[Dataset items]
────────────────────

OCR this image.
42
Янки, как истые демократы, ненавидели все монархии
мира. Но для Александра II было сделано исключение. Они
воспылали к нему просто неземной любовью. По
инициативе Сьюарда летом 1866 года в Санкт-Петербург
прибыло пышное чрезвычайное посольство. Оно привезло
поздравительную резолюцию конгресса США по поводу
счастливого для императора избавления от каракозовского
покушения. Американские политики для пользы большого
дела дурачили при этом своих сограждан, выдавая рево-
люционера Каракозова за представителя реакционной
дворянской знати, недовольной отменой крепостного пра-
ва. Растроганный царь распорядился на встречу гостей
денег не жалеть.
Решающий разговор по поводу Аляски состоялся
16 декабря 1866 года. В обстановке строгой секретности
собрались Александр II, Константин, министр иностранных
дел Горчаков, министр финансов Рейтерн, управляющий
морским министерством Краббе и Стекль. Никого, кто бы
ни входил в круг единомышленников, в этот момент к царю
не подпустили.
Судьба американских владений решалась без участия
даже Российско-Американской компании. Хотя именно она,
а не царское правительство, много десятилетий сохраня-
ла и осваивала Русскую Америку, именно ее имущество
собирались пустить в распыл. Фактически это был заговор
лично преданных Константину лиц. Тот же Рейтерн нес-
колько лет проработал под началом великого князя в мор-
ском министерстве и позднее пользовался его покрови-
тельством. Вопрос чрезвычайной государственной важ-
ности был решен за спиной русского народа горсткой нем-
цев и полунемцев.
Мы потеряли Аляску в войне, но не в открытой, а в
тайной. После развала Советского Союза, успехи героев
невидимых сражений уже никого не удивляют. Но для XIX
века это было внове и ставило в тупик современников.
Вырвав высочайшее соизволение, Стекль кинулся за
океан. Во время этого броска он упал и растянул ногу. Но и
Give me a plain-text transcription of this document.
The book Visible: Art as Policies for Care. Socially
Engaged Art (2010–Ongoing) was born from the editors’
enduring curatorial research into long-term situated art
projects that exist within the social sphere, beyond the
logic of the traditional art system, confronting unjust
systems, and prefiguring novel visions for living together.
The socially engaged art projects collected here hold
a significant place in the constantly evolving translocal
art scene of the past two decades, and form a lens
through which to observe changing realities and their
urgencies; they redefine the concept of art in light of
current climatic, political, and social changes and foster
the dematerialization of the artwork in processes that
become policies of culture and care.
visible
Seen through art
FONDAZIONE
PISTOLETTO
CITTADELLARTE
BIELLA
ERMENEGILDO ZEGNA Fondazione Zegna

────────────────────

Task brief:
Return the lines from the line containing "Give me a plain-text" to the end of the entries above, exactly as they appear and with no other output.

Written response:
Give me a plain-text transcription of this document.
The book Visible: Art as Policies for Care. Socially
Engaged Art (2010–Ongoing) was born from the editors’
enduring curatorial research into long-term situated art
projects that exist within the social sphere, beyond the
logic of the traditional art system, confronting unjust
systems, and prefiguring novel visions for living together.
The socially engaged art projects collected here hold
a significant place in the constantly evolving translocal
art scene of the past two decades, and form a lens
through which to observe changing realities and their
urgencies; they redefine the concept of art in light of
current climatic, political, and social changes and foster
the dematerialization of the artwork in processes that
become policies of culture and care.
visible
Seen through art
FONDAZIONE
PISTOLETTO
CITTADELLARTE
BIELLA
ERMENEGILDO ZEGNA Fondazione Zegna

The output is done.